■ **Exercise input**:
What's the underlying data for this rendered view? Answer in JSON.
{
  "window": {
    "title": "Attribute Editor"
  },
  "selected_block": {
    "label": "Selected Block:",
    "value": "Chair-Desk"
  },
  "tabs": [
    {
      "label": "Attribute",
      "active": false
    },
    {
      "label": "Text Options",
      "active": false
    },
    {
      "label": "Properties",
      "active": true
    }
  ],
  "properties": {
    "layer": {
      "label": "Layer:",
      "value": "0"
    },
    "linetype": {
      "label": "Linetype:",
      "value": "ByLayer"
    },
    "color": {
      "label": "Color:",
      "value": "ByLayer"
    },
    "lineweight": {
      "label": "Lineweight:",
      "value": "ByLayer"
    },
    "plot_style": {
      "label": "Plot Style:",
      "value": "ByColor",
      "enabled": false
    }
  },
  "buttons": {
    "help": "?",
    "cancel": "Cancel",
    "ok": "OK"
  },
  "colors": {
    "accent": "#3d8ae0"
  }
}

■ **What to produce**:
Of the lines in the data above, how many contain the word "Attribute"? Give only that figure.

■ **Correct response**:
2